* **WORK TO DO**
Go to the line containing "Give me a plain-text" below; retype it and all following lines exactly, and leave out the pictures.

Source records
----
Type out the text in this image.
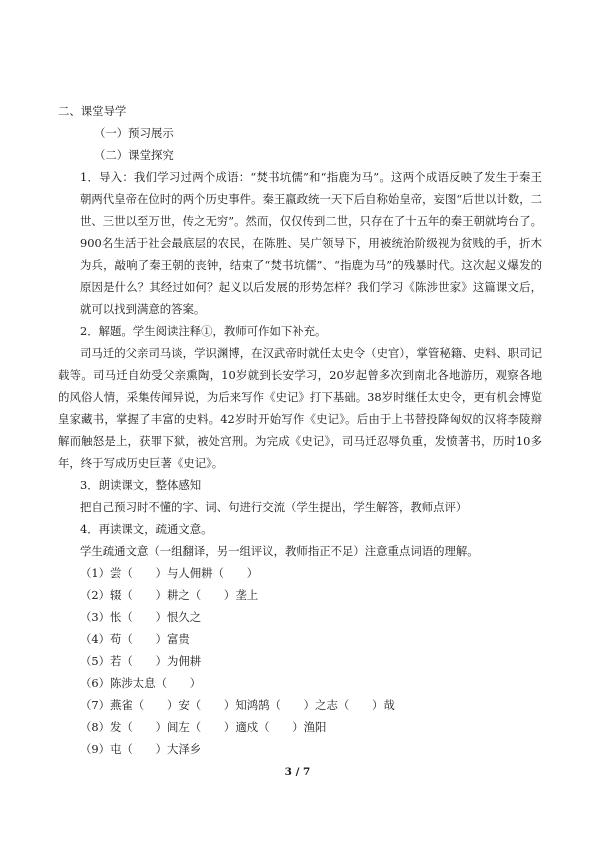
二、课堂导学

（一）预习展示

（二）课堂探究

1．导入：我们学习过两个成语：“焚书坑儒”和“指鹿为马”。这两个成语反映了发生于秦王朝两代皇帝在位时的两个历史事件。秦王嬴政统一天下后自称始皇帝，妄图“后世以计数，二世、三世以至万世，传之无穷”。然而，仅仅传到二世，只存在了十五年的秦王朝就垮台了。900名生活于社会最底层的农民，在陈胜、吴广领导下，用被统治阶级视为贫贱的手，折木为兵，敲响了秦王朝的丧钟，结束了“焚书坑儒”、“指鹿为马”的残暴时代。这次起义爆发的原因是什么？其经过如何？起义以后发展的形势怎样？我们学习《陈涉世家》这篇课文后，就可以找到满意的答案。

2．解题。学生阅读注释①，教师可作如下补充。

司马迁的父亲司马谈，学识渊博，在汉武帝时就任太史令（史官），掌管秘籍、史料、职司记载等。司马迁自幼受父亲熏陶，10岁就到长安学习，20岁起曾多次到南北各地游历，观察各地的风俗人情，采集传闻异说，为后来写作《史记》打下基础。38岁时继任太史令，更有机会博览皇家藏书，掌握了丰富的史料。42岁时开始写作《史记》。后由于上书替投降匈奴的汉将李陵辩解而触怒是上，获罪下狱，被处宫刑。为完成《史记》，司马迁忍辱负重，发愤著书，历时10多年，终于写成历史巨著《史记》。

3．朗读课文，整体感知

把自己预习时不懂的字、词、句进行交流（学生提出，学生解答，教师点评）

4．再读课文，疏通文意。

学生疏通文意（一组翻译，另一组评议，教师指正不足）注意重点词语的理解。

（1）尝（　　）与人佣耕（　　）

（2）辍（　　）耕之（　　）垄上

（3）怅（　　）恨久之

（4）苟（　　）富贵

（5）若（　　）为佣耕

（6）陈涉太息（　　）

（7）燕雀（　　）安（　　）知鸿鹄（　　）之志（　　）哉

（8）发（　　）闾左（　　）適戍（　　）渔阳

（9）屯（　　）大泽乡

3 / 7
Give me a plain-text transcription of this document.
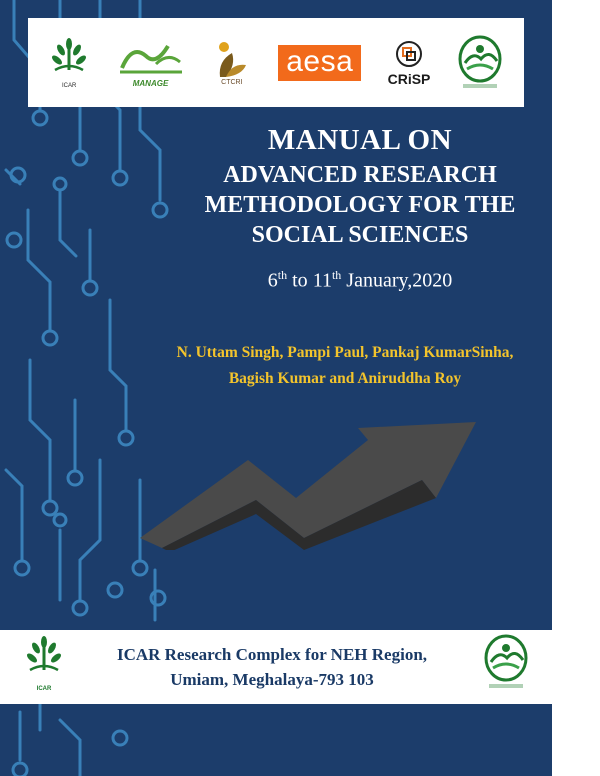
ICAR	MANAGE	CTCRI
aesa
CRiSP
MANUAL ON
ADVANCED RESEARCH
METHODOLOGY FOR THE
SOCIAL SCIENCES
6th to 11th January,2020
N. Uttam Singh, Pampi Paul, Pankaj KumarSinha,
Bagish Kumar and Aniruddha Roy
ICAR
ICAR Research Complex for NEH Region,
Umiam, Meghalaya-793 103
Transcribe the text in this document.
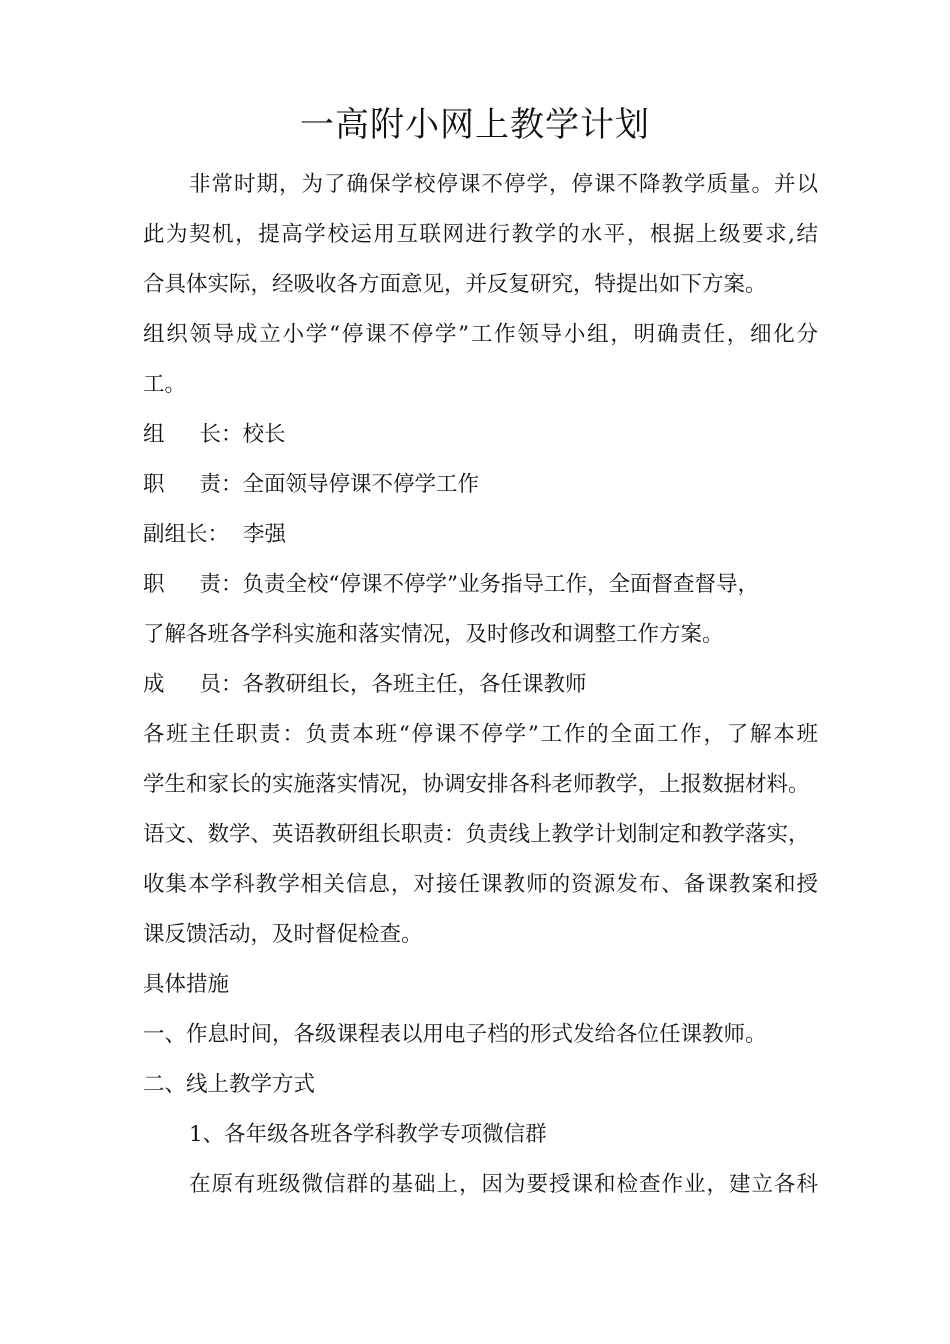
一高附小网上教学计划
非常时期，为了确保学校停课不停学，停课不降教学质量。并以
此为契机，提高学校运用互联网进行教学的水平，根据上级要求,结
合具体实际，经吸收各方面意见，并反复研究，特提出如下方案。
组织领导成立小学“停课不停学”工作领导小组，明确责任，细化分
工。
组 长：校长
职 责：全面领导停课不停学工作
副组长： 李强
职 责：负责全校“停课不停学”业务指导工作，全面督查督导，
了解各班各学科实施和落实情况，及时修改和调整工作方案。
成 员：各教研组长，各班主任，各任课教师
各班主任职责：负责本班“停课不停学”工作的全面工作，了解本班
学生和家长的实施落实情况，协调安排各科老师教学，上报数据材料。
语文、数学、英语教研组长职责：负责线上教学计划制定和教学落实，
收集本学科教学相关信息，对接任课教师的资源发布、备课教案和授
课反馈活动，及时督促检查。
具体措施
一、作息时间，各级课程表以用电子档的形式发给各位任课教师。
二、线上教学方式
1、各年级各班各学科教学专项微信群
在原有班级微信群的基础上，因为要授课和检查作业，建立各科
----
* **RESULT OF THIS TASK**
Give me a plain-text transcription of this document.
ICAR	MANAGE	CTCRI
aesa
CRiSP
MANUAL ON
ADVANCED RESEARCH
METHODOLOGY FOR THE
SOCIAL SCIENCES
6th to 11th January,2020
N. Uttam Singh, Pampi Paul, Pankaj KumarSinha,
Bagish Kumar and Aniruddha Roy
ICAR
ICAR Research Complex for NEH Region,
Umiam, Meghalaya-793 103
Transcribe the text in this document.
一高附小网上教学计划
非常时期，为了确保学校停课不停学，停课不降教学质量。并以
此为契机，提高学校运用互联网进行教学的水平，根据上级要求,结
合具体实际，经吸收各方面意见，并反复研究，特提出如下方案。
组织领导成立小学“停课不停学”工作领导小组，明确责任，细化分
工。
组 长：校长
职 责：全面领导停课不停学工作
副组长： 李强
职 责：负责全校“停课不停学”业务指导工作，全面督查督导，
了解各班各学科实施和落实情况，及时修改和调整工作方案。
成 员：各教研组长，各班主任，各任课教师
各班主任职责：负责本班“停课不停学”工作的全面工作，了解本班
学生和家长的实施落实情况，协调安排各科老师教学，上报数据材料。
语文、数学、英语教研组长职责：负责线上教学计划制定和教学落实，
收集本学科教学相关信息，对接任课教师的资源发布、备课教案和授
课反馈活动，及时督促检查。
具体措施
一、作息时间，各级课程表以用电子档的形式发给各位任课教师。
二、线上教学方式
1、各年级各班各学科教学专项微信群
在原有班级微信群的基础上，因为要授课和检查作业，建立各科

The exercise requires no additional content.